EXTRAIT CHOISI
···

# Je devrais m'acheter un iPhone ?



## Mathtoan91 (13 Novembre 2016)

Bonjour !
J'ai un smartphone Android que j'ai depuis 3 ans, et j'aimerais changer de téléphone. J'ai toujours eu un téléphone Android et j'ai toujours aimé ce système pour sa "liberté" et les possibilités de personnalisations etc... Cependant j'ai actuellement un Macbook, donc j'hésite à passer sur un iPhone notamment pour les fonctionnalités de continuités entre un Mac et un iPhone.
Ces fonctionnalités sont elles vraiment utiles ? Sinon quels seraient vos arguments pour que je passe sur un iPhone ? Merci d'avance pour vos réponses constructives


----------



## dragao13 (13 Novembre 2016)

Si recevoir tes appels à partir de ton mac, écrire des sms à partir de ton mac te parait utile ... bah passe à l'iPhone ...
Les deux sont conçus pour communiquer mais ça dépend de tes besoins ... il faudrait que tu nous en dises plus, mec !


----------



## jean512 (1 Décembre 2016)

utile oui, tout les jours.
Ce que j'utilise le plus c'est les iMessages depuis le mac, et les photos également qui sont direct sur le mac.

Moi aussi avant j'étais sur Android, c'était fun pour faire de la bidouille, les custom firmware etc...
J'ai pris un iPhone et fini la bidouille, perso ça ne m'intéresse plus de changer la forme des icônes sur l'écran d'accueil...
Maintenant j'ai un téléphone pas personnalisé mais hyper stable qui ne me plante jamais et surtout fonctionnel.
Voila perso quand j'ai mon billet d'avion dans mon téléphone j'aurai peur qu'un Android customisé me plante, la avec l'iphone aucun problème.


----------



## jmaubert (1 Décembre 2016)

Bonjour,
J'ai fait la même chose. J'aimais bidouiller sur mes Samsung mais, à force, il y avait quelques bugs. Par curiosité je suis passé sur iPhone depuis 3 ans et je ne regrette pas du tout. Je ne ressens plus le besoin de changer de Rom, de launcher et tout fonctionne impeccablement. Depuis, j'ai un iPad, un Macbook Air, une Apple Watch et leur travail commun est étonnant ( et très pratique )!

···

ENREGISTREMENTS FOURNIS
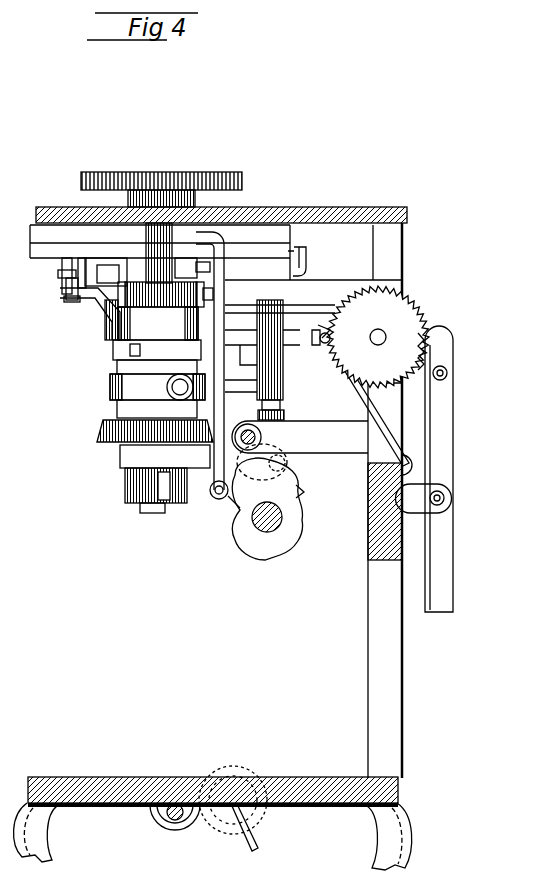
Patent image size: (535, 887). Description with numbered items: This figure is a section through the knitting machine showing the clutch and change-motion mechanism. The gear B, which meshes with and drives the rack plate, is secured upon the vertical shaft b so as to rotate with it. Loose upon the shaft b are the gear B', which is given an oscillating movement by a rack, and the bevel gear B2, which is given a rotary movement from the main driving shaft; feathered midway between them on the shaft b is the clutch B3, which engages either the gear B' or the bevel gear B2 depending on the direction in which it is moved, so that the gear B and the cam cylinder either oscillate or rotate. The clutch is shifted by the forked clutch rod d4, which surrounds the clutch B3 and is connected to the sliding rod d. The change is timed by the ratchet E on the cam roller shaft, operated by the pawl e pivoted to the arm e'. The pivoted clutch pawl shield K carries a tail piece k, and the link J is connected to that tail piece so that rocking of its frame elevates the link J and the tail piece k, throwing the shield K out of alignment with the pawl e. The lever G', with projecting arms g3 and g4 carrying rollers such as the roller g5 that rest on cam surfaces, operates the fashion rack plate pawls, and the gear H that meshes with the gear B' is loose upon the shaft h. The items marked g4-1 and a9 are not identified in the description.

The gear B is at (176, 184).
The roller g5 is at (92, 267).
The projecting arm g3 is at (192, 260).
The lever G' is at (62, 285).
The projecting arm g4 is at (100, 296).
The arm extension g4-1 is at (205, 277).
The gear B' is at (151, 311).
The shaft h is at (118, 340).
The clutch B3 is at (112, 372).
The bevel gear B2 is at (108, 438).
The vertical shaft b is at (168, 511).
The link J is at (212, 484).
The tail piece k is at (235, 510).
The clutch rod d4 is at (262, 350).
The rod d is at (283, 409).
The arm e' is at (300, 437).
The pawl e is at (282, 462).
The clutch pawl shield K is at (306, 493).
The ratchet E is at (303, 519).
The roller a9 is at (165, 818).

···

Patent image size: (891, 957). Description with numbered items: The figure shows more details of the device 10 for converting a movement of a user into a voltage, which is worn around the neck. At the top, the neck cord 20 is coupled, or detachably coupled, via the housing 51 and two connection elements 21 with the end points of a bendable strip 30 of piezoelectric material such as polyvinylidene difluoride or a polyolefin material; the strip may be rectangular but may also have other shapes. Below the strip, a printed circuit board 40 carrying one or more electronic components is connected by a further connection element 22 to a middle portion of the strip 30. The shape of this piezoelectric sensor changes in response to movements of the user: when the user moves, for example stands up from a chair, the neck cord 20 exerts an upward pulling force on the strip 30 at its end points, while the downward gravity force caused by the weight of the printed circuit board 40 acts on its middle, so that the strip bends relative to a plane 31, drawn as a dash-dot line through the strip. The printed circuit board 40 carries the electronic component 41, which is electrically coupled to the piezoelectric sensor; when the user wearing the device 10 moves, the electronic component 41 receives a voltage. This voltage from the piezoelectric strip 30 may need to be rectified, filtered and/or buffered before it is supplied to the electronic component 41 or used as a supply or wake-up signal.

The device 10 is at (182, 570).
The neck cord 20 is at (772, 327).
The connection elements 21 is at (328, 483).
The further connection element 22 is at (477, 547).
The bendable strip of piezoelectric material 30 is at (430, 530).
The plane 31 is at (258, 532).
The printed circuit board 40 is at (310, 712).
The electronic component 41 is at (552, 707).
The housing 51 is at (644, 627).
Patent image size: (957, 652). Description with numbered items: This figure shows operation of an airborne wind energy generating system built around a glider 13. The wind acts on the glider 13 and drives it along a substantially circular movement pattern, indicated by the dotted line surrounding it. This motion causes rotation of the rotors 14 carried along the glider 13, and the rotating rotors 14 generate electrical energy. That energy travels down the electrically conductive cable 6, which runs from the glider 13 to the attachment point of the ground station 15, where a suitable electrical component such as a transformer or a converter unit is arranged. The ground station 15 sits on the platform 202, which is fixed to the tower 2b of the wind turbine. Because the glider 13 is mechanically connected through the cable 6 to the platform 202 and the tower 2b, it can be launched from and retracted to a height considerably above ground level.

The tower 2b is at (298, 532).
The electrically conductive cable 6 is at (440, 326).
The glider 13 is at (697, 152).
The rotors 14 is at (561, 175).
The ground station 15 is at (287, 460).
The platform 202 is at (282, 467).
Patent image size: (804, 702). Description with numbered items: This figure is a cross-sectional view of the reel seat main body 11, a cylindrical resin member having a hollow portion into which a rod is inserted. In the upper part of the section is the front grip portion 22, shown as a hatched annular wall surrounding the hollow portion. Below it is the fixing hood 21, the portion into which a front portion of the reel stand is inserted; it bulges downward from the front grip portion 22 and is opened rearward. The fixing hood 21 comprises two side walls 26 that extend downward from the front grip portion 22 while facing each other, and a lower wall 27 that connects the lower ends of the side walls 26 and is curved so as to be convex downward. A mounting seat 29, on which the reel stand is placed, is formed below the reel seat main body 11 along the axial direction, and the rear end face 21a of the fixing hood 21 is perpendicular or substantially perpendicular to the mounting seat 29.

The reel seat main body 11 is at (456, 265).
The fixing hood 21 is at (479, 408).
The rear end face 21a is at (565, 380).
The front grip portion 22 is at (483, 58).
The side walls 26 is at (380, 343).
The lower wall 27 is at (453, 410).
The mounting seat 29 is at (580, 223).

···

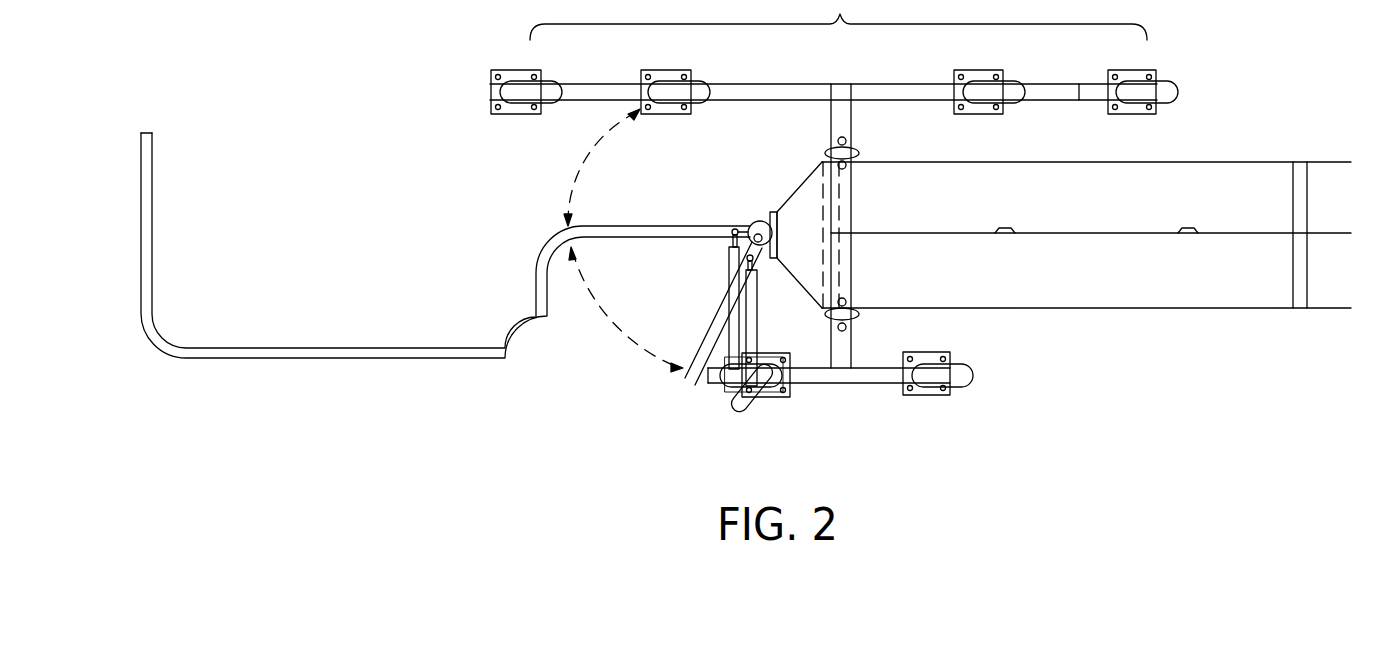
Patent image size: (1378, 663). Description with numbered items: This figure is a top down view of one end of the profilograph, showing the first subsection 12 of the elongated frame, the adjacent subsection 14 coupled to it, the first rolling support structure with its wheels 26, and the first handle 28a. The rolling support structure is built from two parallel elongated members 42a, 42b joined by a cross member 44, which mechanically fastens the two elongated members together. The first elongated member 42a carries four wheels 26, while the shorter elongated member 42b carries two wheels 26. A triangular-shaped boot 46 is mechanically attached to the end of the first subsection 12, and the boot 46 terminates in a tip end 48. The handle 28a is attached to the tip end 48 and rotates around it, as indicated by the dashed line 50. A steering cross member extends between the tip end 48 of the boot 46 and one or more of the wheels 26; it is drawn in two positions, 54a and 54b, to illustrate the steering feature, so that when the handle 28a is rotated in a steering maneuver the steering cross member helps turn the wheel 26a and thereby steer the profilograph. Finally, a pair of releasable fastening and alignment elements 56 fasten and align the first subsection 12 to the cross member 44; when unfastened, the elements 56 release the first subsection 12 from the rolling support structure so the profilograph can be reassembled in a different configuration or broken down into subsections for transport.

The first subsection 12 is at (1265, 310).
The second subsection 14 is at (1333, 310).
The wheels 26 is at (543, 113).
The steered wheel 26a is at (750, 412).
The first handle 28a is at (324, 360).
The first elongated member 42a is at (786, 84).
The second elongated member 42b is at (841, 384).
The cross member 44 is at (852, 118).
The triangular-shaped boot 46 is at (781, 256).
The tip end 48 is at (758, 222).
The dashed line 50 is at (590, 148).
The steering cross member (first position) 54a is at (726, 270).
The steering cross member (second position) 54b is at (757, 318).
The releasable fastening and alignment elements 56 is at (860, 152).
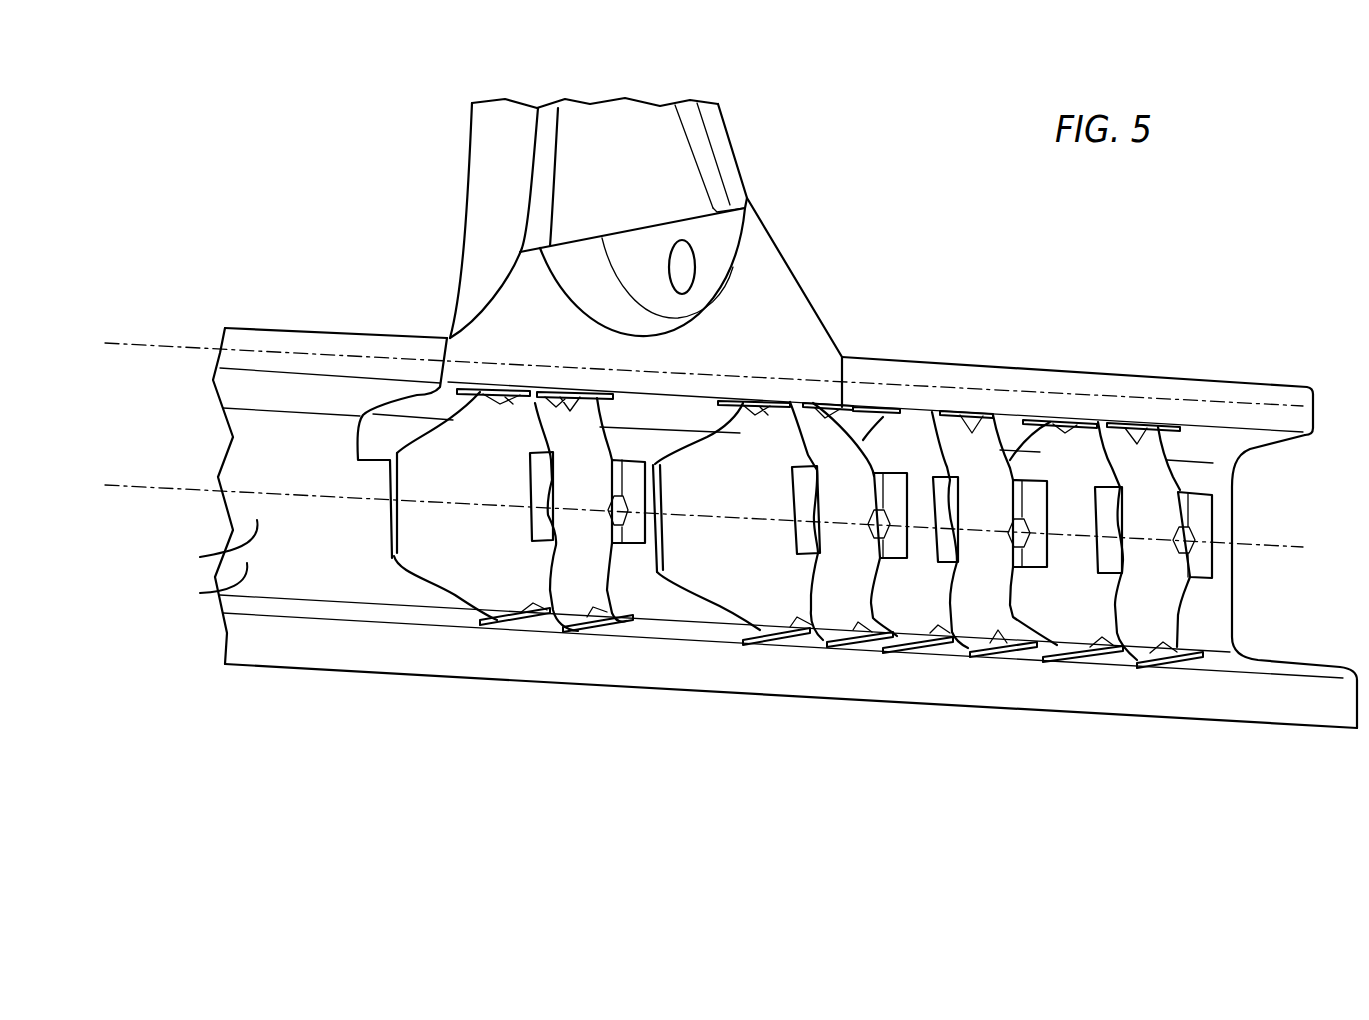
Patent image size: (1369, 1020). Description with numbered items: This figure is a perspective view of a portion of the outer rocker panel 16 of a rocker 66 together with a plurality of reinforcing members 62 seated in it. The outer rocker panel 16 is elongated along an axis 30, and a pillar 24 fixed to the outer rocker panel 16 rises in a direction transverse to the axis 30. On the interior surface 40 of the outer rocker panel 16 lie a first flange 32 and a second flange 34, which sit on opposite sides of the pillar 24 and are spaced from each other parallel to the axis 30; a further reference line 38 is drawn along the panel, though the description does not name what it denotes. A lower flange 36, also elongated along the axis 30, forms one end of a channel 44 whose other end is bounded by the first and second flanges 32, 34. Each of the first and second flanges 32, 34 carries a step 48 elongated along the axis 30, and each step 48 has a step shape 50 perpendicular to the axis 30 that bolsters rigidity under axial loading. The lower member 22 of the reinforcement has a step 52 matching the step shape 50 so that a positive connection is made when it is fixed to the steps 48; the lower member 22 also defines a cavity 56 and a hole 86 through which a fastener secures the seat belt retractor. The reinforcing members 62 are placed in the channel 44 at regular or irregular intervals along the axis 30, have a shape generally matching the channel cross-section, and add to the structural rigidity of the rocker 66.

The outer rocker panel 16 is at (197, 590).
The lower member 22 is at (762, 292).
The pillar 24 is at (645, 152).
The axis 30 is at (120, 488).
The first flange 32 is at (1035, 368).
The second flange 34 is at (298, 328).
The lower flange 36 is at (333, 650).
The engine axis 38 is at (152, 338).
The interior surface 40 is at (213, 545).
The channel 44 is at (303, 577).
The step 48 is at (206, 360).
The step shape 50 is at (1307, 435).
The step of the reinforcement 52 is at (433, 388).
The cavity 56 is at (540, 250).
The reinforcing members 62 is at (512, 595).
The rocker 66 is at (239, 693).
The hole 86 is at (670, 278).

···

SÉRIE DE TÂCHES
**A.** Les affirmations suivantes concordent-elles avec l'extrait choisi ? (i) Mathtoan91 a son smartphone Android depuis 3 ans. (ii) jean512 utilise surtout FaceTime depuis le Mac. (iii) jmaubert regrette d'être passé sur iPhone. Répondez par oui ou non pour chacune, en citant les mots décisifs de l'extrait.
**B.** Recopiez fidèlement le passage de l'extrait choisi qui va de « J'ai un smartphone » jusqu'à « et un iPhone. » inclus.

RÉPONSES PAR TÂCHE
**A.**
(i) Oui : « J'ai un smartphone Android que j'ai depuis 3 ans »
(ii) Non : « Ce que j'utilise le plus c'est les iMessages depuis le mac »
(iii) Non : « je ne regrette pas du tout »

**B.**
J'ai un smartphone Android que j'ai depuis 3 ans, et j'aimerais changer de téléphone. J'ai toujours eu un téléphone Android et j'ai toujours aimé ce système pour sa "liberté" et les possibilités de personnalisations etc... Cependant j'ai actuellement un Macbook, donc j'hésite à passer sur un iPhone notamment pour les fonctionnalités de continuités entre un Mac et un iPhone.